Stored rows —

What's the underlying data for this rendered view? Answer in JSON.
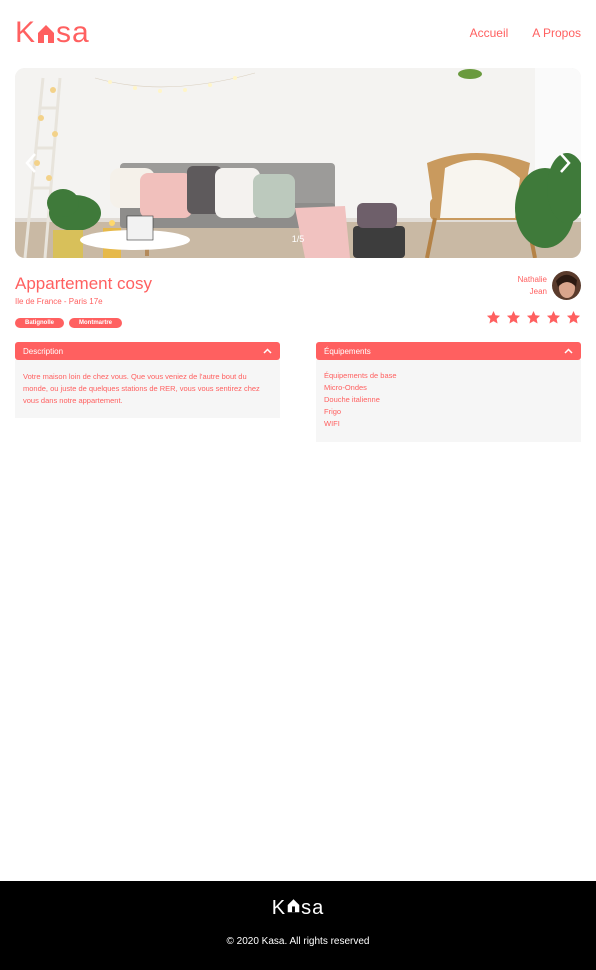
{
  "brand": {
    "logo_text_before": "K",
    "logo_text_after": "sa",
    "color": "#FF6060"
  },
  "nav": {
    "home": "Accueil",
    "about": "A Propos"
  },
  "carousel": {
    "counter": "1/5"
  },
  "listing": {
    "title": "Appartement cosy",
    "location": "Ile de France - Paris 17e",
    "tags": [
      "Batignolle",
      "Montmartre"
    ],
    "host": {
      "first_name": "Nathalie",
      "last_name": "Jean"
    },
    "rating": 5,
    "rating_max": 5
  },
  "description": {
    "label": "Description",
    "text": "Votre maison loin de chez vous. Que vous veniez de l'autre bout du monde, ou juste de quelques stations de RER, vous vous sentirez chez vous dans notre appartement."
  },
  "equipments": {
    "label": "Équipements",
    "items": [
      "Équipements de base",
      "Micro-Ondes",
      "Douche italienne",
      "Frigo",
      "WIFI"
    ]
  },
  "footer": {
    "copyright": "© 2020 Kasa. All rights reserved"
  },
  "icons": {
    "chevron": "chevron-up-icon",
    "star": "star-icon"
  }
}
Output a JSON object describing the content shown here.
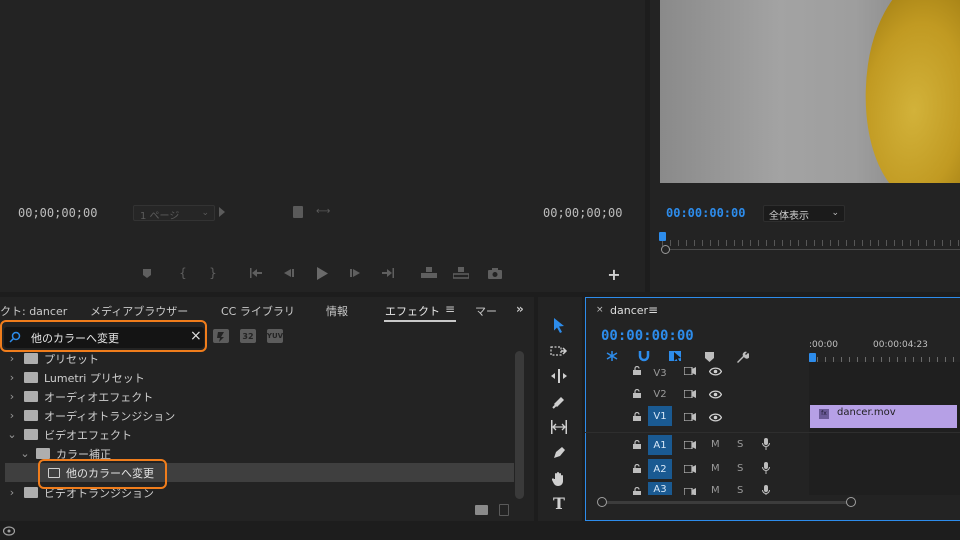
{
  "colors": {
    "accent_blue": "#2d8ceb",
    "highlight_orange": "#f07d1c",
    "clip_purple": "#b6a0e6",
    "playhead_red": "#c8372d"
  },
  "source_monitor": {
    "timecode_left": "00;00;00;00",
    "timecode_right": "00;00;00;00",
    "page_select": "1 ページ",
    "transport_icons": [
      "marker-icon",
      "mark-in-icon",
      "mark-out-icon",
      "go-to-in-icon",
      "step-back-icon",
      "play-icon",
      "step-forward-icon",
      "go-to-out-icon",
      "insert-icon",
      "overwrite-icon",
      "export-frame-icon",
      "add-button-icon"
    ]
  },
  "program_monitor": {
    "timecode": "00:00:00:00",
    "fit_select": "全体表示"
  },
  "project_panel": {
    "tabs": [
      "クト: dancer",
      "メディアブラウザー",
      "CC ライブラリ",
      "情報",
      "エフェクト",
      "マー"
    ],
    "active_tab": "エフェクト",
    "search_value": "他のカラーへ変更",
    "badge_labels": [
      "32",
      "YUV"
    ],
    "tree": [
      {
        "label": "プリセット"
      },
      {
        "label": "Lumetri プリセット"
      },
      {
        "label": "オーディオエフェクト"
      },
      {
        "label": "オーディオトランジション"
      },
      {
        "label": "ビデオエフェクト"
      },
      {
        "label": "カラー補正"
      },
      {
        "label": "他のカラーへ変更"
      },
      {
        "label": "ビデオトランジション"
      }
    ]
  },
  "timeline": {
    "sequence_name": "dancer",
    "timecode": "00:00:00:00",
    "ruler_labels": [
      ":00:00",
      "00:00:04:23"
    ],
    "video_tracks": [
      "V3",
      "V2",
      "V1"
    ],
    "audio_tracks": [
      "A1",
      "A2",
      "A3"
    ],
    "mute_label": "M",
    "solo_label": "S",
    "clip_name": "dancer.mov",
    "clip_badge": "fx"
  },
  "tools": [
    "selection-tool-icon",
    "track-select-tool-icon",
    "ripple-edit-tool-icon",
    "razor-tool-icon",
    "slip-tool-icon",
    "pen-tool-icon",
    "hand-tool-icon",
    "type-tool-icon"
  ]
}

Brief — Without the pictures, restate each entry exactly.

Exercise result —
What's the underlying data for this rendered view? Answer in JSON.
{
  "brand": {
    "logo_text_before": "K",
    "logo_text_after": "sa",
    "color": "#FF6060"
  },
  "nav": {
    "home": "Accueil",
    "about": "A Propos"
  },
  "carousel": {
    "counter": "1/5"
  },
  "listing": {
    "title": "Appartement cosy",
    "location": "Ile de France - Paris 17e",
    "tags": [
      "Batignolle",
      "Montmartre"
    ],
    "host": {
      "first_name": "Nathalie",
      "last_name": "Jean"
    },
    "rating": 5,
    "rating_max": 5
  },
  "description": {
    "label": "Description",
    "text": "Votre maison loin de chez vous. Que vous veniez de l'autre bout du monde, ou juste de quelques stations de RER, vous vous sentirez chez vous dans notre appartement."
  },
  "equipments": {
    "label": "Équipements",
    "items": [
      "Équipements de base",
      "Micro-Ondes",
      "Douche italienne",
      "Frigo",
      "WIFI"
    ]
  },
  "footer": {
    "copyright": "© 2020 Kasa. All rights reserved"
  },
  "icons": {
    "chevron": "chevron-up-icon",
    "star": "star-icon"
  }
}
Output a JSON object describing the content shown here.
{
  "colors": {
    "accent_blue": "#2d8ceb",
    "highlight_orange": "#f07d1c",
    "clip_purple": "#b6a0e6",
    "playhead_red": "#c8372d"
  },
  "source_monitor": {
    "timecode_left": "00;00;00;00",
    "timecode_right": "00;00;00;00",
    "page_select": "1 ページ",
    "transport_icons": [
      "marker-icon",
      "mark-in-icon",
      "mark-out-icon",
      "go-to-in-icon",
      "step-back-icon",
      "play-icon",
      "step-forward-icon",
      "go-to-out-icon",
      "insert-icon",
      "overwrite-icon",
      "export-frame-icon",
      "add-button-icon"
    ]
  },
  "program_monitor": {
    "timecode": "00:00:00:00",
    "fit_select": "全体表示"
  },
  "project_panel": {
    "tabs": [
      "クト: dancer",
      "メディアブラウザー",
      "CC ライブラリ",
      "情報",
      "エフェクト",
      "マー"
    ],
    "active_tab": "エフェクト",
    "search_value": "他のカラーへ変更",
    "badge_labels": [
      "32",
      "YUV"
    ],
    "tree": [
      {
        "label": "プリセット"
      },
      {
        "label": "Lumetri プリセット"
      },
      {
        "label": "オーディオエフェクト"
      },
      {
        "label": "オーディオトランジション"
      },
      {
        "label": "ビデオエフェクト"
      },
      {
        "label": "カラー補正"
      },
      {
        "label": "他のカラーへ変更"
      },
      {
        "label": "ビデオトランジション"
      }
    ]
  },
  "timeline": {
    "sequence_name": "dancer",
    "timecode": "00:00:00:00",
    "ruler_labels": [
      ":00:00",
      "00:00:04:23"
    ],
    "video_tracks": [
      "V3",
      "V2",
      "V1"
    ],
    "audio_tracks": [
      "A1",
      "A2",
      "A3"
    ],
    "mute_label": "M",
    "solo_label": "S",
    "clip_name": "dancer.mov",
    "clip_badge": "fx"
  },
  "tools": [
    "selection-tool-icon",
    "track-select-tool-icon",
    "ripple-edit-tool-icon",
    "razor-tool-icon",
    "slip-tool-icon",
    "pen-tool-icon",
    "hand-tool-icon",
    "type-tool-icon"
  ]
}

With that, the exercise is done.